* **EXERCISE GOAL**: Extract every line below that contains the word "опор".

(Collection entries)
----
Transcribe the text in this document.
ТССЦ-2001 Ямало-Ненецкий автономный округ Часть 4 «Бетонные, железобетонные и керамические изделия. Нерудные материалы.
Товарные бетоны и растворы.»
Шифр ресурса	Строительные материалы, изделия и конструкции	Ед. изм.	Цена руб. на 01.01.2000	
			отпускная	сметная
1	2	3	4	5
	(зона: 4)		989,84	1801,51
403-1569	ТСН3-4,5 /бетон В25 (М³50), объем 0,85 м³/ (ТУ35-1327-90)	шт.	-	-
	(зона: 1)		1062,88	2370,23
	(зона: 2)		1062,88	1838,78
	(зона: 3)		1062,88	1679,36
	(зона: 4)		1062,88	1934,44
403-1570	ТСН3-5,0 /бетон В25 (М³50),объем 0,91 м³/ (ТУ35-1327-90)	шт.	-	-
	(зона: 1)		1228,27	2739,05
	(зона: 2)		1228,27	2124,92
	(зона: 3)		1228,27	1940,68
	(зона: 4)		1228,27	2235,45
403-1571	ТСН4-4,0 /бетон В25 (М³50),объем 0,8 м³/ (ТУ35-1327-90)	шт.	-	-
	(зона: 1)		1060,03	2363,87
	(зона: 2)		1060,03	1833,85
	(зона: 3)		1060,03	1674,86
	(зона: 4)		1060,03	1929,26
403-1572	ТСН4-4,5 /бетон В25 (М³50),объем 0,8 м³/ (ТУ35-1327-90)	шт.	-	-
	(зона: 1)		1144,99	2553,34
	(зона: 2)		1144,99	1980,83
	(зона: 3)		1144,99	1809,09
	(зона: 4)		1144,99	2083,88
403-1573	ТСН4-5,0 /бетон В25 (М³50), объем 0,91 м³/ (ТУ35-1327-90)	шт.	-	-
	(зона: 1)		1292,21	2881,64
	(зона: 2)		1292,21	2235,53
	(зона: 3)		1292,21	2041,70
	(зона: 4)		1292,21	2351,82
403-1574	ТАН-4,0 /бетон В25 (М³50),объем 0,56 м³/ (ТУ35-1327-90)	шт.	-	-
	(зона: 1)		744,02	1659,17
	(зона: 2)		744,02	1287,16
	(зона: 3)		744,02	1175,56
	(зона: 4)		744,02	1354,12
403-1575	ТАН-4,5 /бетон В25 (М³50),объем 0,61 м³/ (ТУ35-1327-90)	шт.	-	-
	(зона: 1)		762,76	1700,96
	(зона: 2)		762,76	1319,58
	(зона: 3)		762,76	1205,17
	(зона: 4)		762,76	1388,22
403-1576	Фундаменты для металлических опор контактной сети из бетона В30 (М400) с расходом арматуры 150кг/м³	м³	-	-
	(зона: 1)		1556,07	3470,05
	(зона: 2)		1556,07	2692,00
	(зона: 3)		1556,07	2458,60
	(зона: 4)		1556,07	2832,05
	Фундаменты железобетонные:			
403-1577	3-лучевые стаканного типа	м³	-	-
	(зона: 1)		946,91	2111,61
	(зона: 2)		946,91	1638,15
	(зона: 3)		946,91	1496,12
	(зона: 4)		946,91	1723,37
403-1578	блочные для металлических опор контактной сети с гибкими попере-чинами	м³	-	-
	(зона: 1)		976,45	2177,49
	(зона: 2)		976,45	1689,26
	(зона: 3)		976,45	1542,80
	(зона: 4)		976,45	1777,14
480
----
* **ANSWER TO THIS PROBLEM**:
403-1576	Фундаменты для металлических опор контактной сети из бетона В30 (М400) с расходом арматуры 150кг/м³	м³	-	-
403-1578	блочные для металлических опор контактной сети с гибкими попере-чинами	м³	-	-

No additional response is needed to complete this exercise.